## Problem requirements
The entries that follow should be written out exactly.

## The records

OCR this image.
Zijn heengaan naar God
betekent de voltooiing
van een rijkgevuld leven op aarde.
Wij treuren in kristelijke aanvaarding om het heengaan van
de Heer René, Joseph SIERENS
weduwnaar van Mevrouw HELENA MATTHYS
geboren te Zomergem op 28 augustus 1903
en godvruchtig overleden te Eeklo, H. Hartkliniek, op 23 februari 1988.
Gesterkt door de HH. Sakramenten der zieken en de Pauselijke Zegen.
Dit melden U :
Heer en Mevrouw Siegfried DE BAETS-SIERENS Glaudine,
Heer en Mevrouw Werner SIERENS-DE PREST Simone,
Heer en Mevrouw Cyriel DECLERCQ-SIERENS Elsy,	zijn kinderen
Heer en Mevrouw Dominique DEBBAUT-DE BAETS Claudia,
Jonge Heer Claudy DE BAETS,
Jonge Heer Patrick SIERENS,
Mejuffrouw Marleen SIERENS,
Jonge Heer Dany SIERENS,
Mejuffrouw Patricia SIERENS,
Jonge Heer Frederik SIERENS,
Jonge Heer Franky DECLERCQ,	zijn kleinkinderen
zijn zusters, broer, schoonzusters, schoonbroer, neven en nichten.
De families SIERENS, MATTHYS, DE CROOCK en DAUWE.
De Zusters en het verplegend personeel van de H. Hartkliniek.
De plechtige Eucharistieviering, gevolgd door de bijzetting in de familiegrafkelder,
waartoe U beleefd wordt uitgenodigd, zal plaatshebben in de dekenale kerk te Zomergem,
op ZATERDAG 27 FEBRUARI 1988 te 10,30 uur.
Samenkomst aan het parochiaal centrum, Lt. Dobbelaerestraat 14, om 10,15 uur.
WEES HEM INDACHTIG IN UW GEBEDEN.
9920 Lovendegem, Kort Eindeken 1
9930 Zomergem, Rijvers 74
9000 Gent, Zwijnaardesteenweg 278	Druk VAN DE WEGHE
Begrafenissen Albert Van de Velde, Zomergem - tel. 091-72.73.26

## Response
OCR this image.
Zijn heengaan naar God
betekent de voltooiing
van een rijkgevuld leven op aarde.
Wij treuren in kristelijke aanvaarding om het heengaan van
de Heer René, Joseph SIERENS
weduwnaar van Mevrouw HELENA MATTHYS
geboren te Zomergem op 28 augustus 1903
en godvruchtig overleden te Eeklo, H. Hartkliniek, op 23 februari 1988.
Gesterkt door de HH. Sakramenten der zieken en de Pauselijke Zegen.
Dit melden U :
Heer en Mevrouw Siegfried DE BAETS-SIERENS Glaudine,
Heer en Mevrouw Werner SIERENS-DE PREST Simone,
Heer en Mevrouw Cyriel DECLERCQ-SIERENS Elsy,	zijn kinderen
Heer en Mevrouw Dominique DEBBAUT-DE BAETS Claudia,
Jonge Heer Claudy DE BAETS,
Jonge Heer Patrick SIERENS,
Mejuffrouw Marleen SIERENS,
Jonge Heer Dany SIERENS,
Mejuffrouw Patricia SIERENS,
Jonge Heer Frederik SIERENS,
Jonge Heer Franky DECLERCQ,	zijn kleinkinderen
zijn zusters, broer, schoonzusters, schoonbroer, neven en nichten.
De families SIERENS, MATTHYS, DE CROOCK en DAUWE.
De Zusters en het verplegend personeel van de H. Hartkliniek.
De plechtige Eucharistieviering, gevolgd door de bijzetting in de familiegrafkelder,
waartoe U beleefd wordt uitgenodigd, zal plaatshebben in de dekenale kerk te Zomergem,
op ZATERDAG 27 FEBRUARI 1988 te 10,30 uur.
Samenkomst aan het parochiaal centrum, Lt. Dobbelaerestraat 14, om 10,15 uur.
WEES HEM INDACHTIG IN UW GEBEDEN.
9920 Lovendegem, Kort Eindeken 1
9930 Zomergem, Rijvers 74
9000 Gent, Zwijnaardesteenweg 278	Druk VAN DE WEGHE
Begrafenissen Albert Van de Velde, Zomergem - tel. 091-72.73.26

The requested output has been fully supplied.